======== Data excerpts
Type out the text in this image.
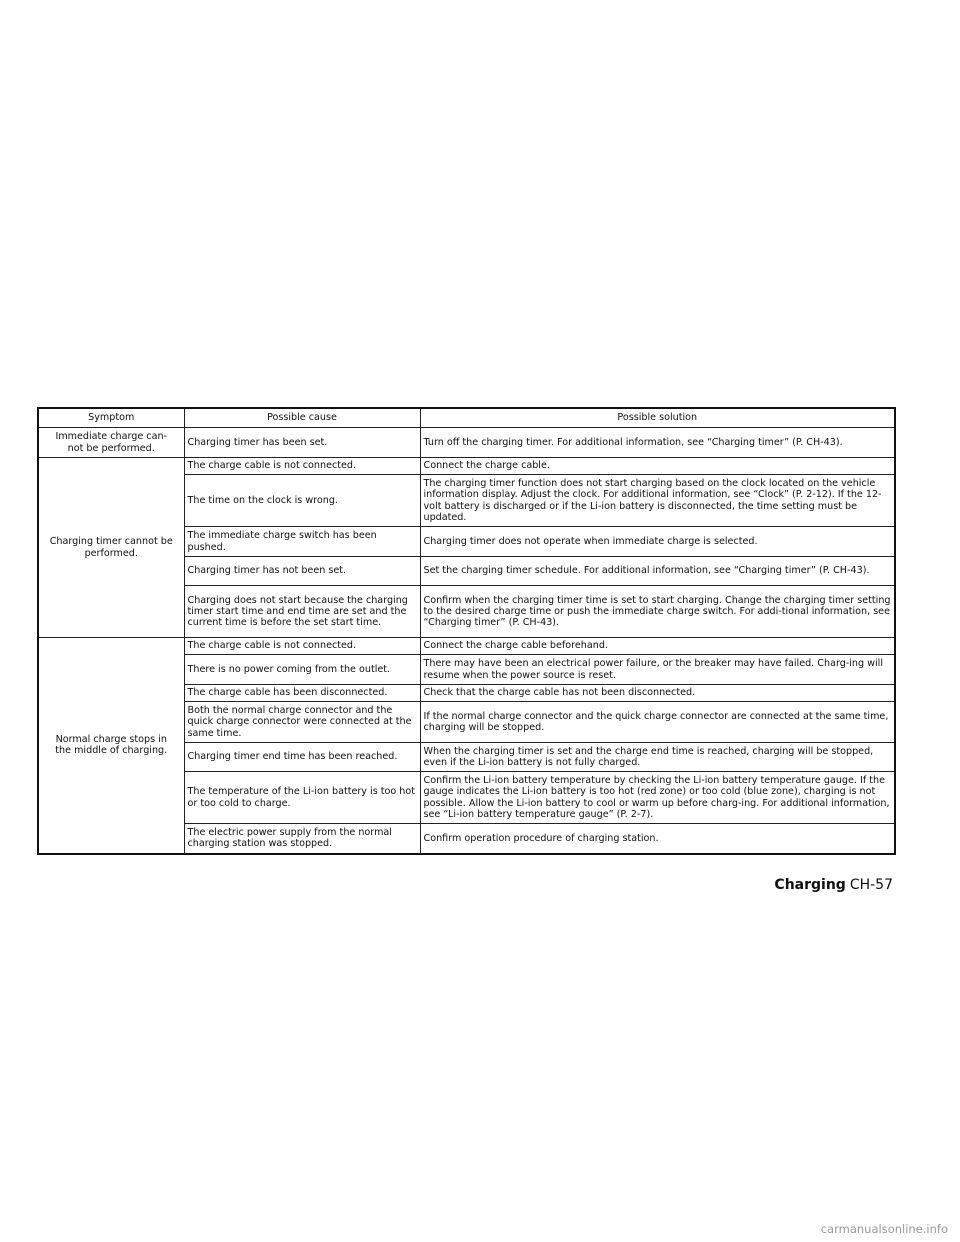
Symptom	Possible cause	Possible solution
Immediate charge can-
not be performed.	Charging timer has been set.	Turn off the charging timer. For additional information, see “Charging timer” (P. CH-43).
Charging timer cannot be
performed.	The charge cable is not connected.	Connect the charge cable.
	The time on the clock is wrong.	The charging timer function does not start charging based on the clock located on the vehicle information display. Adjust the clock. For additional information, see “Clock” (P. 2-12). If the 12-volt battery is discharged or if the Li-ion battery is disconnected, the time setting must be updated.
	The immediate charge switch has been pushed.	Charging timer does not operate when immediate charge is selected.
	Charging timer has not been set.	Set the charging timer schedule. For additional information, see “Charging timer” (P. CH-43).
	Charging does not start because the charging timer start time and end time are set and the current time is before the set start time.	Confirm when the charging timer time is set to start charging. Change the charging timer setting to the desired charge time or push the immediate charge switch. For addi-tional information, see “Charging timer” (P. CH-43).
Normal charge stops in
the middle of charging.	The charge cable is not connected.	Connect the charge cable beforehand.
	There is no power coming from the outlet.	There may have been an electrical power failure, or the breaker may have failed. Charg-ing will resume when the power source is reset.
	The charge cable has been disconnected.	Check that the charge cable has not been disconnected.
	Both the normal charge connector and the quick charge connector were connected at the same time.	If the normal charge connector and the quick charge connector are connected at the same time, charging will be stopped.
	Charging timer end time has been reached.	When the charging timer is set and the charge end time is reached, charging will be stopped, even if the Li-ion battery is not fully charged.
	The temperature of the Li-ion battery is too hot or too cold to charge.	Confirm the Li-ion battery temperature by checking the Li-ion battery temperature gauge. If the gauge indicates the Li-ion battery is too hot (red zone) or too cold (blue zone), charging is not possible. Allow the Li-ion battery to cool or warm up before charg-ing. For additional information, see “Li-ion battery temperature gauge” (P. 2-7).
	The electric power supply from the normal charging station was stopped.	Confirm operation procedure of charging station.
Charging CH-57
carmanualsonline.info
================
======== Data excerpts
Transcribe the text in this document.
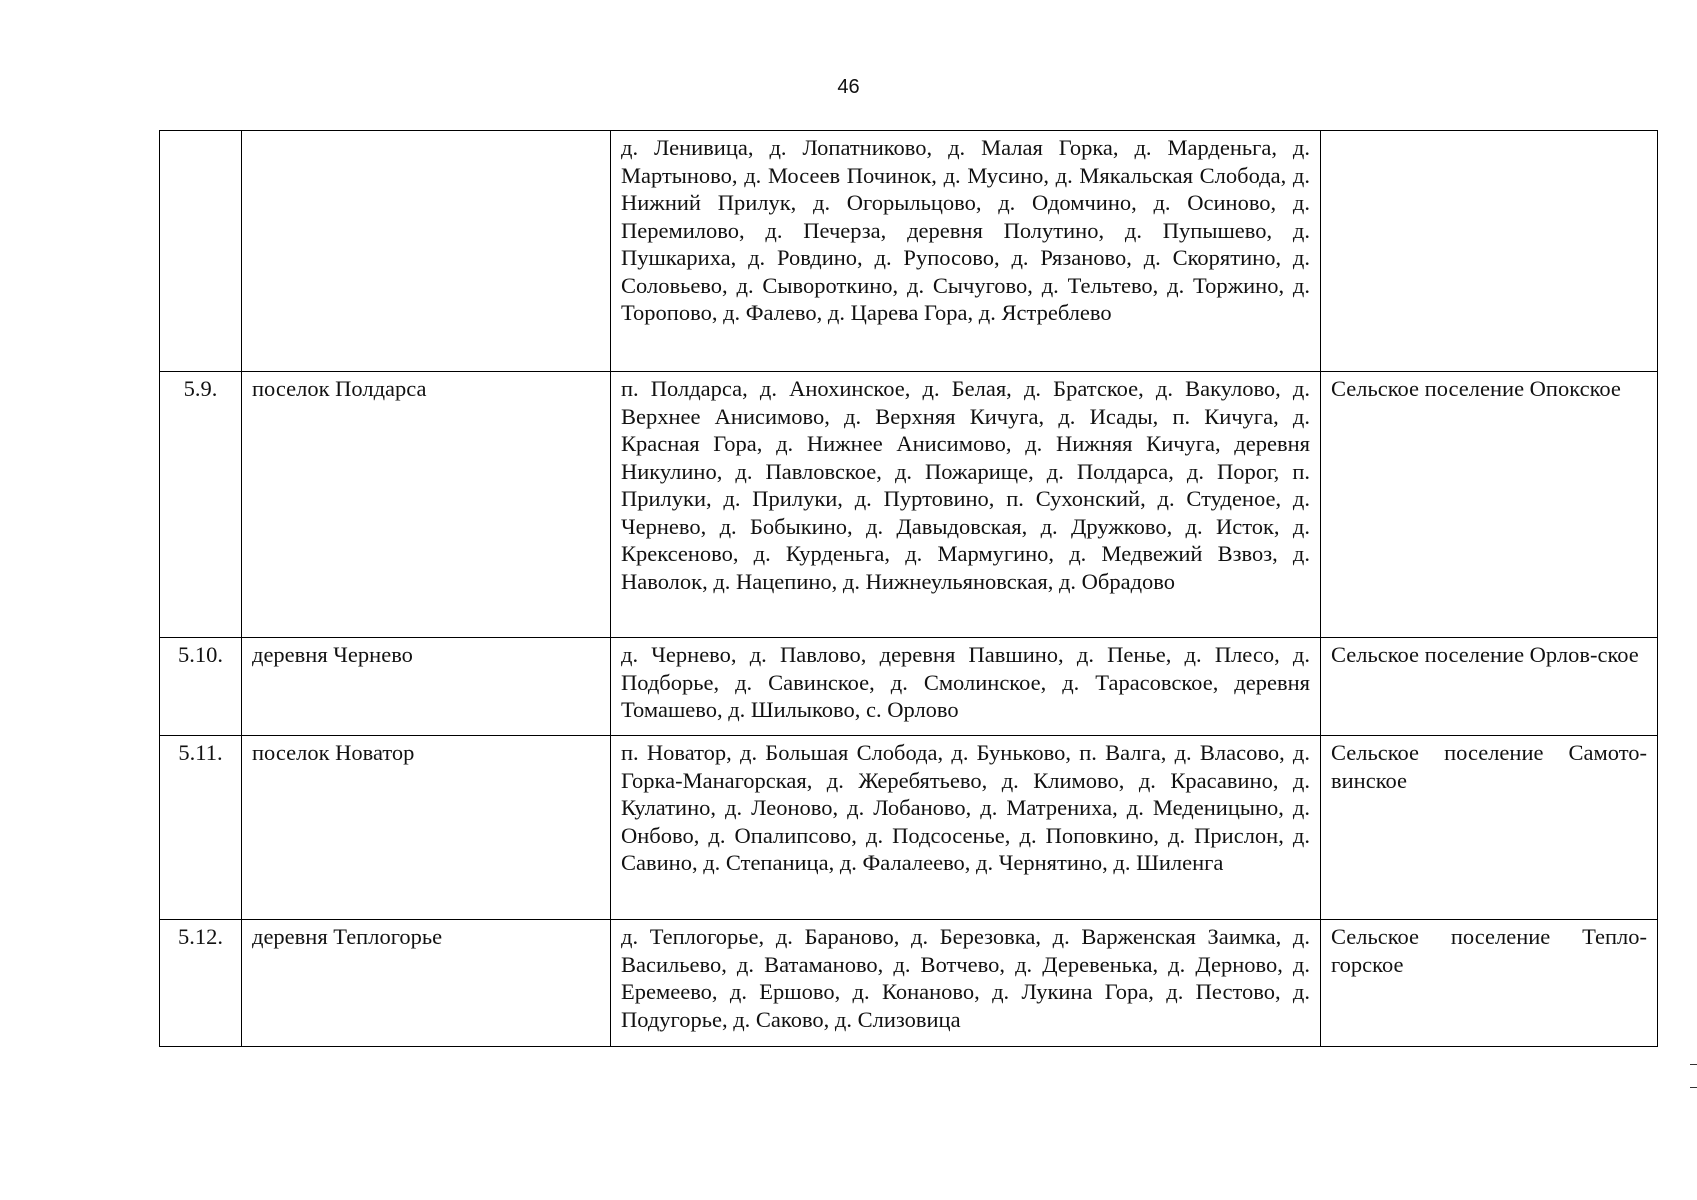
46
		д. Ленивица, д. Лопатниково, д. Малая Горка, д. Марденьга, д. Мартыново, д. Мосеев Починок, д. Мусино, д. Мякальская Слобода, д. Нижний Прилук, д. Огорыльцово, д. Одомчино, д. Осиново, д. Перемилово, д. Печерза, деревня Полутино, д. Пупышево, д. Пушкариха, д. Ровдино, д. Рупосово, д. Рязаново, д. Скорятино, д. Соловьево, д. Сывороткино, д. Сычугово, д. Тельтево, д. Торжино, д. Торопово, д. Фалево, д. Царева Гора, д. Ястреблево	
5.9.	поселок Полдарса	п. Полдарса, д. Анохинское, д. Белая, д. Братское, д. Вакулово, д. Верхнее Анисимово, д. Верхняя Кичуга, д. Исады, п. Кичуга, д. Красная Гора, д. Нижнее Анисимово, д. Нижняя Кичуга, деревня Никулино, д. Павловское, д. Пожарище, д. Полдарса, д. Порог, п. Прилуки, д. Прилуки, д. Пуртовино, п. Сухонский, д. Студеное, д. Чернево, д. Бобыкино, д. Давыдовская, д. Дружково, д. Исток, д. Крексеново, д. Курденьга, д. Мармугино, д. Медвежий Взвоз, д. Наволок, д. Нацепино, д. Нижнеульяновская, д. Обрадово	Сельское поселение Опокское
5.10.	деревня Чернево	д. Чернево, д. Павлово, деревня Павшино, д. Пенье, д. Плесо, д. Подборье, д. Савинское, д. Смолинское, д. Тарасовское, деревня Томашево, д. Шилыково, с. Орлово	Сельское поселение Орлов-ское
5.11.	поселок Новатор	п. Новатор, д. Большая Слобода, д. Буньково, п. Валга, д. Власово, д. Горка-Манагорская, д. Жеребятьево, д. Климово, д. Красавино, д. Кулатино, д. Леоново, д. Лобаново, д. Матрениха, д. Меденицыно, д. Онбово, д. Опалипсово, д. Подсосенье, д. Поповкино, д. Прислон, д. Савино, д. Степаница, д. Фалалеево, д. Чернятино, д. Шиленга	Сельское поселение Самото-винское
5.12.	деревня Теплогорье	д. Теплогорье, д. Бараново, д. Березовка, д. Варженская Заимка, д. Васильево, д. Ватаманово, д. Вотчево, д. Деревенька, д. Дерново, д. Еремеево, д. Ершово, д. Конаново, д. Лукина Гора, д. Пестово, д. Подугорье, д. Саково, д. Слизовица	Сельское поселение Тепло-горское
================
## What you need to do
Search the entries for the string "battery" and collect each line that has it.

## Solved exercise
	The time on the clock is wrong.	The charging timer function does not start charging based on the clock located on the vehicle information display. Adjust the clock. For additional information, see “Clock” (P. 2-12). If the 12-volt battery is discharged or if the Li-ion battery is disconnected, the time setting must be updated.
	Charging timer end time has been reached.	When the charging timer is set and the charge end time is reached, charging will be stopped, even if the Li-ion battery is not fully charged.
	The temperature of the Li-ion battery is too hot or too cold to charge.	Confirm the Li-ion battery temperature by checking the Li-ion battery temperature gauge. If the gauge indicates the Li-ion battery is too hot (red zone) or too cold (blue zone), charging is not possible. Allow the Li-ion battery to cool or warm up before charg-ing. For additional information, see “Li-ion battery temperature gauge” (P. 2-7).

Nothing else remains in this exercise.